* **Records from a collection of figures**
******
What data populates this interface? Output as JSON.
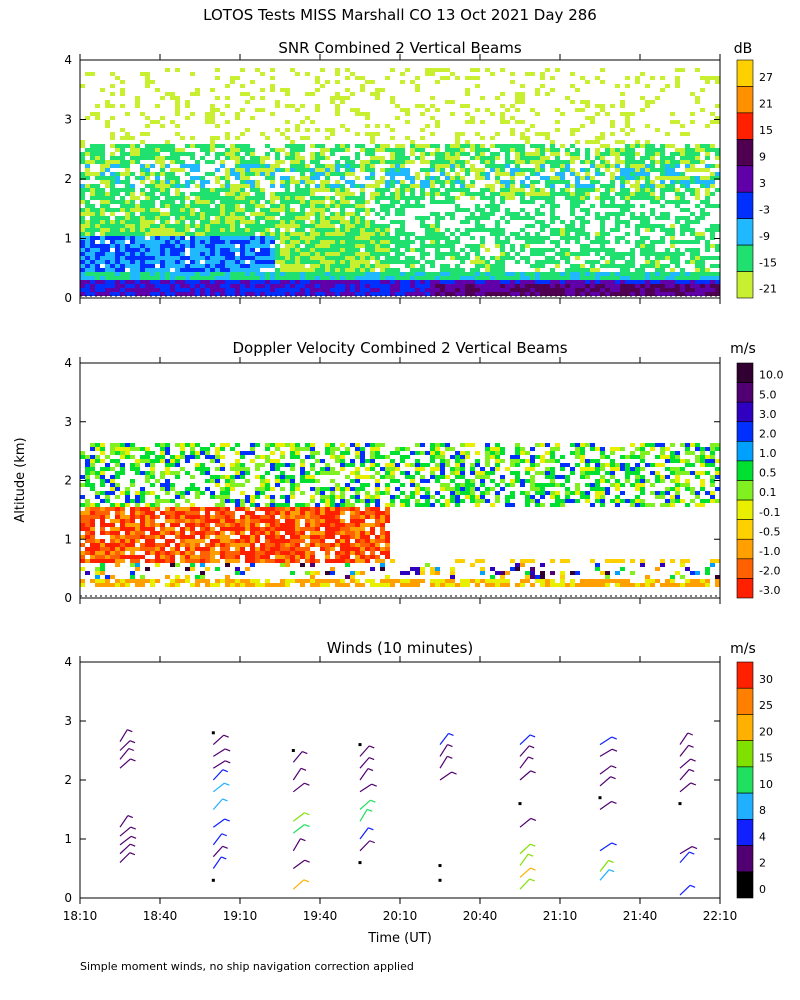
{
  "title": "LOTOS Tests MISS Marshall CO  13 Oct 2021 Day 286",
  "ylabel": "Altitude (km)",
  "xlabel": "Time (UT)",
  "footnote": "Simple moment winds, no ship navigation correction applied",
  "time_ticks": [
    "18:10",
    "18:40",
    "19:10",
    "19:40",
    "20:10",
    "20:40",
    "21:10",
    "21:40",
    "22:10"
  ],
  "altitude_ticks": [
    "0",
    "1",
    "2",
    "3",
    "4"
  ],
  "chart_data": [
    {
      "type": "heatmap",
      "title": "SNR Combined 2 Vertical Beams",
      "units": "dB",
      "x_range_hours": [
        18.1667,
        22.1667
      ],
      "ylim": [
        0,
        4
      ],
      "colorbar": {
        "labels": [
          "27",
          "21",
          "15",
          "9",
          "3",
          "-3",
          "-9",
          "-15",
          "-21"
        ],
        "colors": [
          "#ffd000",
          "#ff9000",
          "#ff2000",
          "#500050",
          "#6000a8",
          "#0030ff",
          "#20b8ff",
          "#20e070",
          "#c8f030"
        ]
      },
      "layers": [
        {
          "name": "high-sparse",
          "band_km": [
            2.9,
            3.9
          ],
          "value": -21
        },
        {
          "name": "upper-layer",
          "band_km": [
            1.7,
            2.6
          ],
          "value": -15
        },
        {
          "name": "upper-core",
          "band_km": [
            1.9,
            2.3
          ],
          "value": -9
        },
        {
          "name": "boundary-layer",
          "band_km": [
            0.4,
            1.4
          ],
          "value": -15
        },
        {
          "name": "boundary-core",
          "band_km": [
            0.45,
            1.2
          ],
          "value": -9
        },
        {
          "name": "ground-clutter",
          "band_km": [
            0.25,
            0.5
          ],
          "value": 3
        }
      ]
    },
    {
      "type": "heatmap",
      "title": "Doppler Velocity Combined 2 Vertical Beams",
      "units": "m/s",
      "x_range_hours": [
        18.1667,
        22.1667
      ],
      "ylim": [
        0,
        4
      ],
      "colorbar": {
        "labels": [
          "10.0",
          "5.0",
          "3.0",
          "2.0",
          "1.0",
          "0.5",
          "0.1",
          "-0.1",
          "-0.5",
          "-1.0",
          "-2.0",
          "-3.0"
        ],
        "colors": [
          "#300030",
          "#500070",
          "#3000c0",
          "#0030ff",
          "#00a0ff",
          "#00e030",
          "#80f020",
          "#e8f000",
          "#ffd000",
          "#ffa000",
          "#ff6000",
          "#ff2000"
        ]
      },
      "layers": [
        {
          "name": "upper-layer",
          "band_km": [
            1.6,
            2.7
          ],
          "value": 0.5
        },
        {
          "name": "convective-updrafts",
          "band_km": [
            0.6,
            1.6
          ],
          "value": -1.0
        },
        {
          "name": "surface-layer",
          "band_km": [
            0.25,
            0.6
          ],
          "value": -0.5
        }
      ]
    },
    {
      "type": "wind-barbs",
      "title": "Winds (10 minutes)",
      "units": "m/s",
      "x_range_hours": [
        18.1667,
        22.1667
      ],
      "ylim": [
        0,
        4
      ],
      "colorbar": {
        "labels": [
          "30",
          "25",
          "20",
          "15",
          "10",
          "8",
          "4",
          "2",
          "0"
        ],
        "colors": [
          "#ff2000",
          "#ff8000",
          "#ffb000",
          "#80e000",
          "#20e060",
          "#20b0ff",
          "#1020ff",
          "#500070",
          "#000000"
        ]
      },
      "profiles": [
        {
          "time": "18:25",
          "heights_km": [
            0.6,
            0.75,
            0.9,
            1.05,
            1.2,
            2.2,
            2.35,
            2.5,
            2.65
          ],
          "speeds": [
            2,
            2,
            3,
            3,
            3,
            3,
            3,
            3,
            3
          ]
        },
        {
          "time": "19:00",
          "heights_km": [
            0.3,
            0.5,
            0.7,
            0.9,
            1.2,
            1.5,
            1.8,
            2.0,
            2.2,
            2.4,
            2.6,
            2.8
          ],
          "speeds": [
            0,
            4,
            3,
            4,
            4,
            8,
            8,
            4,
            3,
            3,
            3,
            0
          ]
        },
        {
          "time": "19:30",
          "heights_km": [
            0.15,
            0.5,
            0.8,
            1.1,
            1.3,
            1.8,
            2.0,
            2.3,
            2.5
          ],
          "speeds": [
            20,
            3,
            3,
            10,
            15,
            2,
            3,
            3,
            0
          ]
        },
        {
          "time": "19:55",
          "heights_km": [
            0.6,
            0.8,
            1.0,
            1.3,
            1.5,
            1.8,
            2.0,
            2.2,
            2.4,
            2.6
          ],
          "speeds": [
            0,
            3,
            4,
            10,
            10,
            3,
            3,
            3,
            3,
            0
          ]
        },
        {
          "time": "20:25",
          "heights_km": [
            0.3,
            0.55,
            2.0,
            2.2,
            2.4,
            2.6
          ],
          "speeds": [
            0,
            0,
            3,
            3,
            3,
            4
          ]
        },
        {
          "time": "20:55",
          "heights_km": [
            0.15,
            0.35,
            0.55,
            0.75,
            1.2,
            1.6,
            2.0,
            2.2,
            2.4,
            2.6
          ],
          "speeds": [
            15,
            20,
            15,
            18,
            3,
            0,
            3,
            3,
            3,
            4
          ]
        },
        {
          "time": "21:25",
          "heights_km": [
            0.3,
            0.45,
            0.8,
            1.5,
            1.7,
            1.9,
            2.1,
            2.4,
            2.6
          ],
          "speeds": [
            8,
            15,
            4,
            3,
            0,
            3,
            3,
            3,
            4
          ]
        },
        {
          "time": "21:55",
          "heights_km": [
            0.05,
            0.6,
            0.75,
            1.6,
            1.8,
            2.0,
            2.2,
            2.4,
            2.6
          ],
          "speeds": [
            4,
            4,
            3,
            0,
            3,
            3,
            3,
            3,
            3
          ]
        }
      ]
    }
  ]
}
******
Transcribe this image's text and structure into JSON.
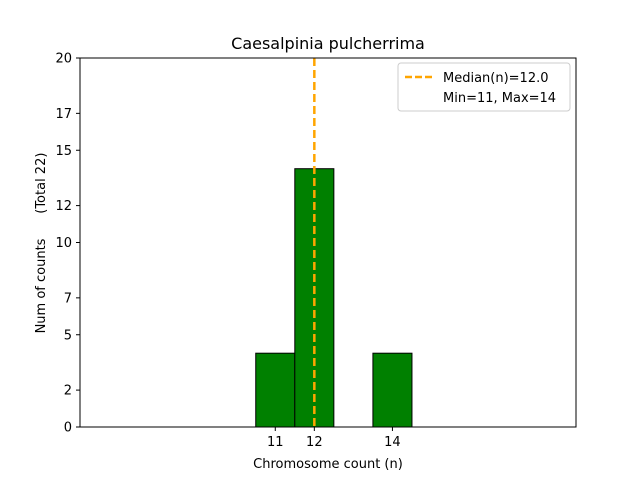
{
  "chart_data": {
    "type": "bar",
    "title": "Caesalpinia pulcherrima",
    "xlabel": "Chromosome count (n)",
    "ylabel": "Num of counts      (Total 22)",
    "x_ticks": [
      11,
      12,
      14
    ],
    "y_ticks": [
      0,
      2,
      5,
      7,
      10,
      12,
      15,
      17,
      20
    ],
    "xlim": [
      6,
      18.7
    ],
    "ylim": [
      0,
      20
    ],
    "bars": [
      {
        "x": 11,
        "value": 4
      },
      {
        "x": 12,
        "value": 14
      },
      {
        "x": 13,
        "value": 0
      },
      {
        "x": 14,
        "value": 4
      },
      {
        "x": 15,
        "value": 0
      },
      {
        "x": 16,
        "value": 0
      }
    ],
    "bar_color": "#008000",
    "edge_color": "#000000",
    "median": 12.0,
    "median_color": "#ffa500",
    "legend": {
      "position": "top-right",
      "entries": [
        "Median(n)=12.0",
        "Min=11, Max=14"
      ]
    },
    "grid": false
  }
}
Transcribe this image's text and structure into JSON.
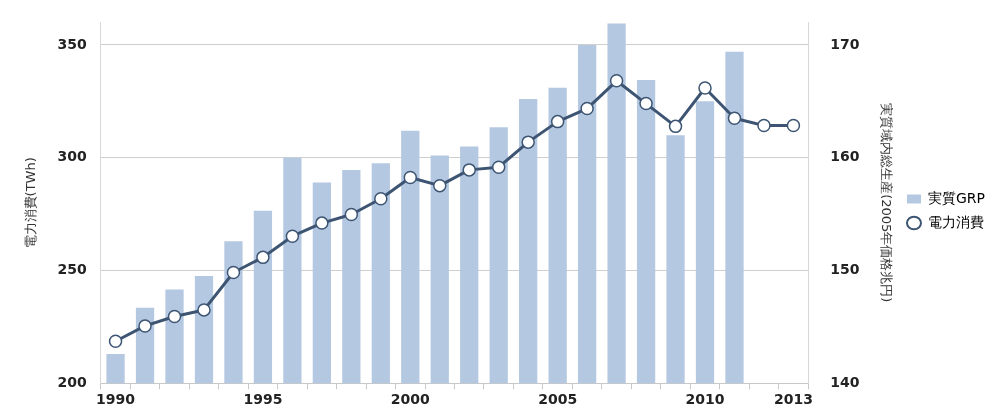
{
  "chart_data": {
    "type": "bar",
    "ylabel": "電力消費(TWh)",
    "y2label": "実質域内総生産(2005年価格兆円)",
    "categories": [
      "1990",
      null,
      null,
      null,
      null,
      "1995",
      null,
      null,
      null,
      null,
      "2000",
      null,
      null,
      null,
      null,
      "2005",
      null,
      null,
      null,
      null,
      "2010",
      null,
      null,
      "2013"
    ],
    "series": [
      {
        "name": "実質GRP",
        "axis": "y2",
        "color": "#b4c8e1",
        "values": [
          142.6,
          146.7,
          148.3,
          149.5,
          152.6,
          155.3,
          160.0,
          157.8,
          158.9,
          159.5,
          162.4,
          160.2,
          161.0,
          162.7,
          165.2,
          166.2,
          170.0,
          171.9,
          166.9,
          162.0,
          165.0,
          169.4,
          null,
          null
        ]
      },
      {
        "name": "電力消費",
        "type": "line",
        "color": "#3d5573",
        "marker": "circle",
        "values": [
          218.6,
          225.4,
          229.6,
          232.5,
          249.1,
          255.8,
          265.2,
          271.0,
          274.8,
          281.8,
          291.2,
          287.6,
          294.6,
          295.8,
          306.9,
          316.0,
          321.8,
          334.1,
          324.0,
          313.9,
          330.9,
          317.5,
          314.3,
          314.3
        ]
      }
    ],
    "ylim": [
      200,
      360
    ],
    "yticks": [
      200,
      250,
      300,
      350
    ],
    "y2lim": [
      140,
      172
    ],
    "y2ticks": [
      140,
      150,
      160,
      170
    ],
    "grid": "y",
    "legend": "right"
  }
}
******
How many lines of the records contain the string "xlabel"? Respond with the number alone.

2